[Stored data entries]
___
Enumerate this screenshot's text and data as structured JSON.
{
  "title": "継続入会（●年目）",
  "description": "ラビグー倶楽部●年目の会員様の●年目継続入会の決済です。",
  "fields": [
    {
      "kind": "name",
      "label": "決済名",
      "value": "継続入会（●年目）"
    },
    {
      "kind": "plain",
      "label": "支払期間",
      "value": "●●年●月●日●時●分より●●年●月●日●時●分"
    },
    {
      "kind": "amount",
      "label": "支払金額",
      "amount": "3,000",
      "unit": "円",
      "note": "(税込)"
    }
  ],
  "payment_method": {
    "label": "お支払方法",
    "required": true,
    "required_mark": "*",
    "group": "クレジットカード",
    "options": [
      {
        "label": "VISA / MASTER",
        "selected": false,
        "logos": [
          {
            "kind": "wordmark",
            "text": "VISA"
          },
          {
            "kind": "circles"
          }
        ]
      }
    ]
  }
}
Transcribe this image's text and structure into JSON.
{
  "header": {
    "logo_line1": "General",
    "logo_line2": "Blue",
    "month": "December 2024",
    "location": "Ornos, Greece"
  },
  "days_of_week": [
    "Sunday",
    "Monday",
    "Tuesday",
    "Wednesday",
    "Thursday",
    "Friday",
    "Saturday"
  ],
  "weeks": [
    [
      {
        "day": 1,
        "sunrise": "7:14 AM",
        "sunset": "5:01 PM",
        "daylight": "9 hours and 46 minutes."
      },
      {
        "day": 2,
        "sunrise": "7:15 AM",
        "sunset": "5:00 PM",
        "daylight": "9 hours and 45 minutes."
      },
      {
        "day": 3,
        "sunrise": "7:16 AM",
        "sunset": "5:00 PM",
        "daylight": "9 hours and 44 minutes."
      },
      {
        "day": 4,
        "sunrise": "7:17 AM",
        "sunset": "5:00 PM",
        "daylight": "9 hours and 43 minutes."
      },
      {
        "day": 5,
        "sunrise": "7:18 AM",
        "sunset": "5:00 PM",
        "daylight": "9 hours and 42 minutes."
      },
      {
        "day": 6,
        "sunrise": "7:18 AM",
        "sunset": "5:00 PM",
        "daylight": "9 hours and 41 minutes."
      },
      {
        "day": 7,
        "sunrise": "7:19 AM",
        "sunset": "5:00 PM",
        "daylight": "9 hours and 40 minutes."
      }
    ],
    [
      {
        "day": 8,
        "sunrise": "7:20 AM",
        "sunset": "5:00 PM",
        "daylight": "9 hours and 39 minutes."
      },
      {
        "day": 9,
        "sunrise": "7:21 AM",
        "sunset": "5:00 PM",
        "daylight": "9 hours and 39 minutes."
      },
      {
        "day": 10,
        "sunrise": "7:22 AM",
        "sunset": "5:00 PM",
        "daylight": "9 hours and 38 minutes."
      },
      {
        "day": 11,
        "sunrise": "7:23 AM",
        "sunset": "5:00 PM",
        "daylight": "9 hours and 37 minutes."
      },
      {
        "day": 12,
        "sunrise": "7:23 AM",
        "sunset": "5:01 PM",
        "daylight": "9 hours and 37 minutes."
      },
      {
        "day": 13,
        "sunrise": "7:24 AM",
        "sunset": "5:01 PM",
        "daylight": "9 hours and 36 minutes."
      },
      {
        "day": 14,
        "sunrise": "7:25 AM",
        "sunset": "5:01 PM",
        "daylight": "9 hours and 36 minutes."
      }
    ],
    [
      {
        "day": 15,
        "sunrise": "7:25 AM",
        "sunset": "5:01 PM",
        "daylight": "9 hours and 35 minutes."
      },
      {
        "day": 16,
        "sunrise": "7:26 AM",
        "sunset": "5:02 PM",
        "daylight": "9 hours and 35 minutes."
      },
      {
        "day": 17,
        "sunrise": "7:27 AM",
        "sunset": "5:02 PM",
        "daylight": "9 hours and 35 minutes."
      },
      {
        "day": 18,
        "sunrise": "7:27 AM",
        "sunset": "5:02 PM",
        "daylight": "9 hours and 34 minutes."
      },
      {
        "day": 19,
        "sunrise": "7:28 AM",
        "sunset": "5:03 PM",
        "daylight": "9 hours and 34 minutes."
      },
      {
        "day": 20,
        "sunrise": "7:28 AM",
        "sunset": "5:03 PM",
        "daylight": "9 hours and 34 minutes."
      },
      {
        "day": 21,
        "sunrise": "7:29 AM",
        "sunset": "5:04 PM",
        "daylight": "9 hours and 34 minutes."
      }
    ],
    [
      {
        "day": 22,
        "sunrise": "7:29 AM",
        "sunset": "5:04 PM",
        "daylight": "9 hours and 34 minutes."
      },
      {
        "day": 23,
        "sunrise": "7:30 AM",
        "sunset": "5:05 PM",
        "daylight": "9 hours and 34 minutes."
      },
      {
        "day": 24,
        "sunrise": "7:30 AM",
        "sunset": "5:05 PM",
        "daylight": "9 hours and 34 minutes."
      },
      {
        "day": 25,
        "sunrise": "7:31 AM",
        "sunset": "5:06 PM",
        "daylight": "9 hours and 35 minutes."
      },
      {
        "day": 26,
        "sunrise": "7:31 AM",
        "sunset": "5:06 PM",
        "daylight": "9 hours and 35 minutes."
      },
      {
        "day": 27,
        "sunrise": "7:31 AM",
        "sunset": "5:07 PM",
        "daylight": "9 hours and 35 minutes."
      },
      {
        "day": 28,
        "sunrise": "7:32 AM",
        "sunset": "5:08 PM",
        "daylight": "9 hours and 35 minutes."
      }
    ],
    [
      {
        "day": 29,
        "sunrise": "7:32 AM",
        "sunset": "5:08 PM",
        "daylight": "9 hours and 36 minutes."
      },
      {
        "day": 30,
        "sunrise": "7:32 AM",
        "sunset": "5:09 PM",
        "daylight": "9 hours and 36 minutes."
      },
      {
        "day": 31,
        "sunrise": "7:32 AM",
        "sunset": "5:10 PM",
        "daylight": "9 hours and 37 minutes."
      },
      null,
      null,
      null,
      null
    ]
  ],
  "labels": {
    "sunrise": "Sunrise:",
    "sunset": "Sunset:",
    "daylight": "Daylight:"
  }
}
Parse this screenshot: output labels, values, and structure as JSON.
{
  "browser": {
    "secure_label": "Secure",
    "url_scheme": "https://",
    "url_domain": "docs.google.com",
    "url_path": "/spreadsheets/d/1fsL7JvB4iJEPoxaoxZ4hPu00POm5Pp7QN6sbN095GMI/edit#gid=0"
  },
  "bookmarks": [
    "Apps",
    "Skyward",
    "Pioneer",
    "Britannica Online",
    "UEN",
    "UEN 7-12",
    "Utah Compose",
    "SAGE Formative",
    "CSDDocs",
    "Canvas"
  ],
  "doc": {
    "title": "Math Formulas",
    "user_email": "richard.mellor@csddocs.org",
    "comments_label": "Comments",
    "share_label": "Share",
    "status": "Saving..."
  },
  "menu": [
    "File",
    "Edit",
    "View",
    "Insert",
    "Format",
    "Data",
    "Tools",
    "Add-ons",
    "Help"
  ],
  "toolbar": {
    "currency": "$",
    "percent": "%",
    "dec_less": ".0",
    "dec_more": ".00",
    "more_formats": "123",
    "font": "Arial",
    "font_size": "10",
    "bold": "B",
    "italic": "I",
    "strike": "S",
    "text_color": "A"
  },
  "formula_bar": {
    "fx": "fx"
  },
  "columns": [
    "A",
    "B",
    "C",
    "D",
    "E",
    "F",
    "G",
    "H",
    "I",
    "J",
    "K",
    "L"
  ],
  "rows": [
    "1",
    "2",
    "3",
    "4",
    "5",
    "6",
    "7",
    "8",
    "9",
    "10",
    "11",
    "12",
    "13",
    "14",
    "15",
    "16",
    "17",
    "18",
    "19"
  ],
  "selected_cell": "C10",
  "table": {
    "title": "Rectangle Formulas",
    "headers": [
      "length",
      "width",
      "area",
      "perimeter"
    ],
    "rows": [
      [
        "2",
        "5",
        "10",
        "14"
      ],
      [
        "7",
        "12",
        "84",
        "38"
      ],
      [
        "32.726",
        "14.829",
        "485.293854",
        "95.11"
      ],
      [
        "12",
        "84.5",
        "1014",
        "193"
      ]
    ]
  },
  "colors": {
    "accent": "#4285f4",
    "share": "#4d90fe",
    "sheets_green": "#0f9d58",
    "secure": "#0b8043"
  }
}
___
* [Work to do]:
Only those lines running from the one containing "Parse this screenshot: output" through the last line of the data above are to be copied, exactly, with both ends included.

* [Answer for this exercise]:
Parse this screenshot: output labels, values, and structure as JSON.
{
  "browser": {
    "secure_label": "Secure",
    "url_scheme": "https://",
    "url_domain": "docs.google.com",
    "url_path": "/spreadsheets/d/1fsL7JvB4iJEPoxaoxZ4hPu00POm5Pp7QN6sbN095GMI/edit#gid=0"
  },
  "bookmarks": [
    "Apps",
    "Skyward",
    "Pioneer",
    "Britannica Online",
    "UEN",
    "UEN 7-12",
    "Utah Compose",
    "SAGE Formative",
    "CSDDocs",
    "Canvas"
  ],
  "doc": {
    "title": "Math Formulas",
    "user_email": "richard.mellor@csddocs.org",
    "comments_label": "Comments",
    "share_label": "Share",
    "status": "Saving..."
  },
  "menu": [
    "File",
    "Edit",
    "View",
    "Insert",
    "Format",
    "Data",
    "Tools",
    "Add-ons",
    "Help"
  ],
  "toolbar": {
    "currency": "$",
    "percent": "%",
    "dec_less": ".0",
    "dec_more": ".00",
    "more_formats": "123",
    "font": "Arial",
    "font_size": "10",
    "bold": "B",
    "italic": "I",
    "strike": "S",
    "text_color": "A"
  },
  "formula_bar": {
    "fx": "fx"
  },
  "columns": [
    "A",
    "B",
    "C",
    "D",
    "E",
    "F",
    "G",
    "H",
    "I",
    "J",
    "K",
    "L"
  ],
  "rows": [
    "1",
    "2",
    "3",
    "4",
    "5",
    "6",
    "7",
    "8",
    "9",
    "10",
    "11",
    "12",
    "13",
    "14",
    "15",
    "16",
    "17",
    "18",
    "19"
  ],
  "selected_cell": "C10",
  "table": {
    "title": "Rectangle Formulas",
    "headers": [
      "length",
      "width",
      "area",
      "perimeter"
    ],
    "rows": [
      [
        "2",
        "5",
        "10",
        "14"
      ],
      [
        "7",
        "12",
        "84",
        "38"
      ],
      [
        "32.726",
        "14.829",
        "485.293854",
        "95.11"
      ],
      [
        "12",
        "84.5",
        "1014",
        "193"
      ]
    ]
  },
  "colors": {
    "accent": "#4285f4",
    "share": "#4d90fe",
    "sheets_green": "#0f9d58",
    "secure": "#0b8043"
  }
}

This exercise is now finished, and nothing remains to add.